▸ **What is being asked**
Which lines in the data below contain the word "give"? Copy each of those lines in full.

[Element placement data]
□ □ □ □

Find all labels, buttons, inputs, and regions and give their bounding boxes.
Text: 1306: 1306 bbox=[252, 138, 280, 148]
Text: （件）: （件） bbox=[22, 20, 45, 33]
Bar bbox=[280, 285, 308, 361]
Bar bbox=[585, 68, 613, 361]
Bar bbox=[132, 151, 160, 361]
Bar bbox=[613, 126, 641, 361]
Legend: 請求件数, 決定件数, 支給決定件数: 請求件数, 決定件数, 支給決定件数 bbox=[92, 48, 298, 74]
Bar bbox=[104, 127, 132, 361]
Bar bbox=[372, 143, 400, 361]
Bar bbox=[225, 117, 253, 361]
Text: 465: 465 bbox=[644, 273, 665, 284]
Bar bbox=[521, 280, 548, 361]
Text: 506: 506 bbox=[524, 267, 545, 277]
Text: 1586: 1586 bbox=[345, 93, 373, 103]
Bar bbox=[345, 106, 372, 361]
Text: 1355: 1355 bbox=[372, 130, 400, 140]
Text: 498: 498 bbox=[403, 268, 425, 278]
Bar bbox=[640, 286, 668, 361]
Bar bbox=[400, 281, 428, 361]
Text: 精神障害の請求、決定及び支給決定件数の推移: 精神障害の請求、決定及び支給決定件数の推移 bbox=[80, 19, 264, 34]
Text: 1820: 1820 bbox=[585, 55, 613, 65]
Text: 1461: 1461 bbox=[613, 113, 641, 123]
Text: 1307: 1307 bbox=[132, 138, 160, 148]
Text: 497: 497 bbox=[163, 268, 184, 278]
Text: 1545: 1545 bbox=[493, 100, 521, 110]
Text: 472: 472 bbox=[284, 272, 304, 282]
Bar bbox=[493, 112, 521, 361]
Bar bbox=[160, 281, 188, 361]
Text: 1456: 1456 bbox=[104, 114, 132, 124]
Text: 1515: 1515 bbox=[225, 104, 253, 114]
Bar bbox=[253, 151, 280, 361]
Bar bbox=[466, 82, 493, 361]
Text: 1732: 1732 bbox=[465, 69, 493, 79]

□ □ □ □

▸ **Task answer**
Find all labels, buttons, inputs, and regions and give their bounding boxes.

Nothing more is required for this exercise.